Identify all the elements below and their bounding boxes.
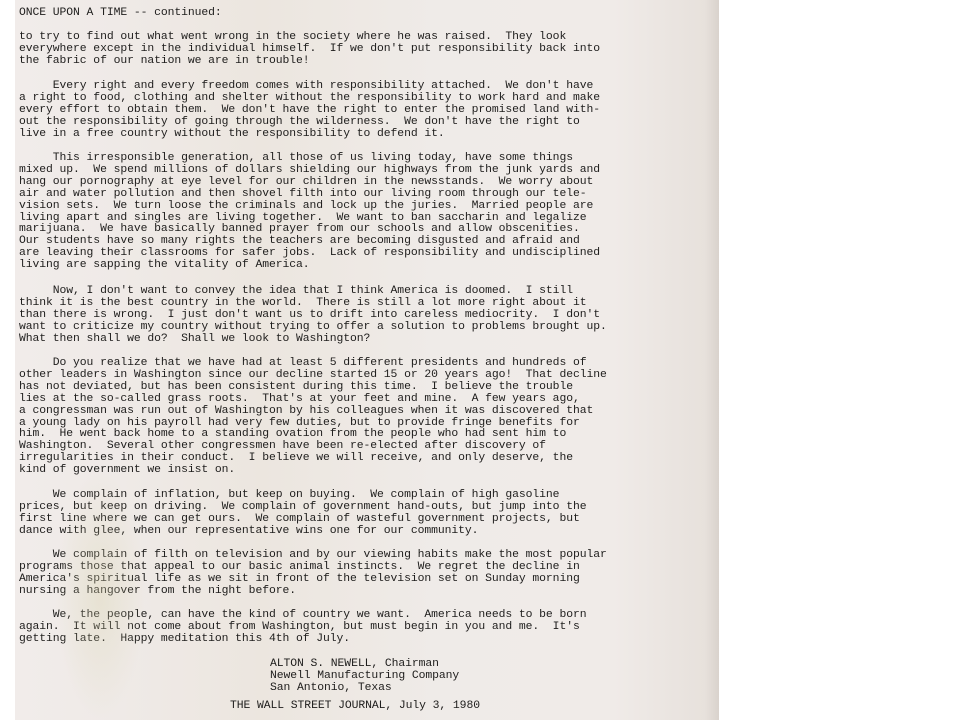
paragraph: We complain of filth on television and b…: [19, 550, 607, 598]
text-line: every effort to obtain them. We don't ha…: [19, 105, 600, 117]
document-text: ONCE UPON A TIME -- continued: to try to…: [19, 0, 719, 107]
source-citation: THE WALL STREET JOURNAL, July 3, 1980: [230, 701, 480, 713]
text-line: living are sapping the vitality of Ameri…: [19, 260, 600, 272]
text-line: the fabric of our nation we are in troub…: [19, 56, 600, 68]
text-line: vision sets. We turn loose the criminals…: [19, 201, 600, 213]
text-line: live in a free country without the respo…: [19, 129, 600, 141]
text-line: kind of government we insist on.: [19, 465, 607, 477]
scanned-document-page: ONCE UPON A TIME -- continued: to try to…: [15, 0, 719, 720]
text-line: has not deviated, but has been consisten…: [19, 382, 607, 394]
text-line: than there is wrong. I just don't want u…: [19, 310, 607, 322]
paragraph: Now, I don't want to convey the idea tha…: [19, 286, 607, 346]
paragraph: We, the people, can have the kind of cou…: [19, 610, 586, 646]
text-line: dance with glee, when our representative…: [19, 526, 586, 538]
text-line: first line where we can get ours. We com…: [19, 514, 586, 526]
text-line: air and water pollution and then shovel …: [19, 189, 600, 201]
paragraph: to try to find out what went wrong in th…: [19, 32, 600, 68]
text-line: a congressman was run out of Washington …: [19, 406, 607, 418]
document-heading: ONCE UPON A TIME -- continued:: [19, 8, 222, 20]
paragraph: Do you realize that we have had at least…: [19, 358, 607, 477]
text-line: hang our pornography at eye level for ou…: [19, 177, 600, 189]
signature-location: San Antonio, Texas: [270, 683, 392, 695]
text-line: out the responsibility of going through …: [19, 117, 600, 129]
text-line: lies at the so-called grass roots. That'…: [19, 394, 607, 406]
text-line: want to criticize my country without try…: [19, 322, 607, 334]
paragraph: This irresponsible generation, all those…: [19, 153, 600, 272]
text-line: America's spiritual life as we sit in fr…: [19, 574, 607, 586]
text-line: getting late. Happy meditation this 4th …: [19, 634, 586, 646]
text-line: What then shall we do? Shall we look to …: [19, 334, 607, 346]
text-line: nursing a hangover from the night before…: [19, 586, 607, 598]
paragraph: Every right and every freedom comes with…: [19, 81, 600, 141]
paragraph: We complain of inflation, but keep on bu…: [19, 490, 586, 538]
_ _ _ _ _ _ _
> **What you are asked to do**:
Rewrite each line of the entries above as a numbered list, skipping any blank lines. Leave the pictures out of your answer.

> **Solution to the problem**:
1. Identify all the elements below and their bounding boxes.
2. paragraph: We complain of filth on television and b…: [19, 550, 607, 598]
3. text-line: every effort to obtain them. We don't ha…: [19, 105, 600, 117]
4. document-text: ONCE UPON A TIME -- continued: to try to…: [19, 0, 719, 107]
5. source-citation: THE WALL STREET JOURNAL, July 3, 1980: [230, 701, 480, 713]
6. text-line: living are sapping the vitality of Ameri…: [19, 260, 600, 272]
7. text-line: the fabric of our nation we are in troub…: [19, 56, 600, 68]
8. text-line: vision sets. We turn loose the criminals…: [19, 201, 600, 213]
9. text-line: live in a free country without the respo…: [19, 129, 600, 141]
10. text-line: kind of government we insist on.: [19, 465, 607, 477]
11. scanned-document-page: ONCE UPON A TIME -- continued: to try to…: [15, 0, 719, 720]
12. text-line: has not deviated, but has been consisten…: [19, 382, 607, 394]
13. text-line: than there is wrong. I just don't want u…: [19, 310, 607, 322]
14. paragraph: Now, I don't want to convey the idea tha…: [19, 286, 607, 346]
15. paragraph: We, the people, can have the kind of cou…: [19, 610, 586, 646]
16. text-line: dance with glee, when our representative…: [19, 526, 586, 538]
17. text-line: first line where we can get ours. We com…: [19, 514, 586, 526]
18. text-line: air and water pollution and then shovel …: [19, 189, 600, 201]
19. paragraph: to try to find out what went wrong in th…: [19, 32, 600, 68]
20. text-line: a congressman was run out of Washington …: [19, 406, 607, 418]
21. document-heading: ONCE UPON A TIME -- continued:: [19, 8, 222, 20]
22. paragraph: Do you realize that we have had at least…: [19, 358, 607, 477]
23. text-line: hang our pornography at eye level for ou…: [19, 177, 600, 189]
24. signature-location: San Antonio, Texas: [270, 683, 392, 695]
25. text-line: out the responsibility of going through …: [19, 117, 600, 129]
26. text-line: lies at the so-called grass roots. That'…: [19, 394, 607, 406]
27. text-line: want to criticize my country without try…: [19, 322, 607, 334]
28. paragraph: This irresponsible generation, all those…: [19, 153, 600, 272]
29. text-line: America's spiritual life as we sit in fr…: [19, 574, 607, 586]
30. text-line: getting late. Happy meditation this 4th …: [19, 634, 586, 646]
31. text-line: What then shall we do? Shall we look to …: [19, 334, 607, 346]
32. text-line: nursing a hangover from the night before…: [19, 586, 607, 598]
33. paragraph: Every right and every freedom comes with…: [19, 81, 600, 141]
34. paragraph: We complain of inflation, but keep on bu…: [19, 490, 586, 538]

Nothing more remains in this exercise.